## What is required
Among the entries that follow, tally the lines with the string "България". Give no more than the number.

## Material for the task

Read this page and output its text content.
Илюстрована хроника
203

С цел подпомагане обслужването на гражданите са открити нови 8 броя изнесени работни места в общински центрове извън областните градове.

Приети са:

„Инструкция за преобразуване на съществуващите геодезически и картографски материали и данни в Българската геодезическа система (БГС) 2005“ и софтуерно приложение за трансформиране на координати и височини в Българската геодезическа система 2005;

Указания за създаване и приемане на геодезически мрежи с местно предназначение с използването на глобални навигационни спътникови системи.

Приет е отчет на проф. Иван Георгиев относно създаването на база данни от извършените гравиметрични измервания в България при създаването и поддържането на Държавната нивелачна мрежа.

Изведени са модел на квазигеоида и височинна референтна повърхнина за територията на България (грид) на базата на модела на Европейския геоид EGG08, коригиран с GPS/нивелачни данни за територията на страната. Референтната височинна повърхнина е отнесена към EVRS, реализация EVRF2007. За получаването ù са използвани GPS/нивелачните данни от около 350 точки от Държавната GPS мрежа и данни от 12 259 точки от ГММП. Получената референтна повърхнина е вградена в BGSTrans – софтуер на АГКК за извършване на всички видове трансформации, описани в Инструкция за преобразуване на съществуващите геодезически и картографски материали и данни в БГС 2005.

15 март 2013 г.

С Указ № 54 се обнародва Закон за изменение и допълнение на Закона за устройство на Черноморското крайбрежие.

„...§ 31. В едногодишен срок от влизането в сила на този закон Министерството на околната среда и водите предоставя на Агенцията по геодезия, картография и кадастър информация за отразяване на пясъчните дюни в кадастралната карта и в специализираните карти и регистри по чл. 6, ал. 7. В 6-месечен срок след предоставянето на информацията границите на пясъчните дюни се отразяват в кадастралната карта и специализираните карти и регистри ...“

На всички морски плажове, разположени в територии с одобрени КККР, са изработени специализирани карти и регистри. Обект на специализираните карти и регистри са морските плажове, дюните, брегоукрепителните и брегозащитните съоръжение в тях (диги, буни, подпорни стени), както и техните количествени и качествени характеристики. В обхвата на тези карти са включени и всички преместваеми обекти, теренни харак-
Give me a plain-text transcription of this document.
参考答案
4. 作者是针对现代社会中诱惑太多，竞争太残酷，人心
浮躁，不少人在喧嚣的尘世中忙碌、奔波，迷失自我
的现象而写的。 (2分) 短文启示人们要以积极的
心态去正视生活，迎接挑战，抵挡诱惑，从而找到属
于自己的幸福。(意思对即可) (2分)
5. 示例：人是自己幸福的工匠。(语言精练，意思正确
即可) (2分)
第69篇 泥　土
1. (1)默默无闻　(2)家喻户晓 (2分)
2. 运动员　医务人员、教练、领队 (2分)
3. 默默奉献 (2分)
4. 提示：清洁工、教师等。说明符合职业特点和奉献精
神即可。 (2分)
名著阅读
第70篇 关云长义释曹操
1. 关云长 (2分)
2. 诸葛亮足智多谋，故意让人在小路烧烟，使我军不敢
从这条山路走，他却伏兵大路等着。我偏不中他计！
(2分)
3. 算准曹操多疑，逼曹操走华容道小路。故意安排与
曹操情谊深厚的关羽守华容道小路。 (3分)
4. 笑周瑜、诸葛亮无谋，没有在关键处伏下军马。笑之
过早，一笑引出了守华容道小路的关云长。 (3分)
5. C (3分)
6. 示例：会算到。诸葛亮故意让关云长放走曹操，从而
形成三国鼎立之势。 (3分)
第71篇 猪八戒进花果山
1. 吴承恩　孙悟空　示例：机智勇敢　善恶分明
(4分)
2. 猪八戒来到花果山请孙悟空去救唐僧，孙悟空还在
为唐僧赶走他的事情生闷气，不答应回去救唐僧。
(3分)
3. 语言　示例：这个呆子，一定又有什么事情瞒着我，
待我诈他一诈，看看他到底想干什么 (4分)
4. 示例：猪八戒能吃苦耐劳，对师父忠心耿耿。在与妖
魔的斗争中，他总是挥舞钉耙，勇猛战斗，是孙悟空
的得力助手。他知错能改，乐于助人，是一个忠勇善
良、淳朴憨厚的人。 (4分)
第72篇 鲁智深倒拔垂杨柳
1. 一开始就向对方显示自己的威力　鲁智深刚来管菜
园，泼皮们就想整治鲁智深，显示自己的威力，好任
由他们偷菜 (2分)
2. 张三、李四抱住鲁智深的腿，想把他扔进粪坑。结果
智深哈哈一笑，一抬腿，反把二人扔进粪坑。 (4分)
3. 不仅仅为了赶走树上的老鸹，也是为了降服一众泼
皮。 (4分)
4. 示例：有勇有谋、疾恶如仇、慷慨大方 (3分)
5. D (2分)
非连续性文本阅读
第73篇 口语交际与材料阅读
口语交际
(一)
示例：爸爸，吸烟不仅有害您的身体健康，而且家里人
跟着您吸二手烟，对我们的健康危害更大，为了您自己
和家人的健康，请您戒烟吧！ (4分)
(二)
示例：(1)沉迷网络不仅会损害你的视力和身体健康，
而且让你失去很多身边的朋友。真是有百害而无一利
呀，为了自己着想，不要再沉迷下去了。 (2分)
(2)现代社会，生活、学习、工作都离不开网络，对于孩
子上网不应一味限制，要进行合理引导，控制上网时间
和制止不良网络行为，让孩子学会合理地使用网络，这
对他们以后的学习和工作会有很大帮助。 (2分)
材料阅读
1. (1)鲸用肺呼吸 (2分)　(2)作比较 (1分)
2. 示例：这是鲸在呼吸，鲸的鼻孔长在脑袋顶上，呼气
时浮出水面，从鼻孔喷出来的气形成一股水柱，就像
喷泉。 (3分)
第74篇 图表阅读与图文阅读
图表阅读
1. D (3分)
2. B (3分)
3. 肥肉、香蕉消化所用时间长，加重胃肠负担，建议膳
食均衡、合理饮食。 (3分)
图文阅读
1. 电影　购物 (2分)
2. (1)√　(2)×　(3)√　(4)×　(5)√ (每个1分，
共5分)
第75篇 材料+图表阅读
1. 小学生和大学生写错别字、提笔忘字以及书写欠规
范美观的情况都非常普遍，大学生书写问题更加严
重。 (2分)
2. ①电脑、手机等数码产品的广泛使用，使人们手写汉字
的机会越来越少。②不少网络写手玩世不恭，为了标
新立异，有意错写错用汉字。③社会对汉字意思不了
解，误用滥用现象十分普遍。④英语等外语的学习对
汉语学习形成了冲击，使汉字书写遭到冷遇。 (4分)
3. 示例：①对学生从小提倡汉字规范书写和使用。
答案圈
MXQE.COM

## Response below
2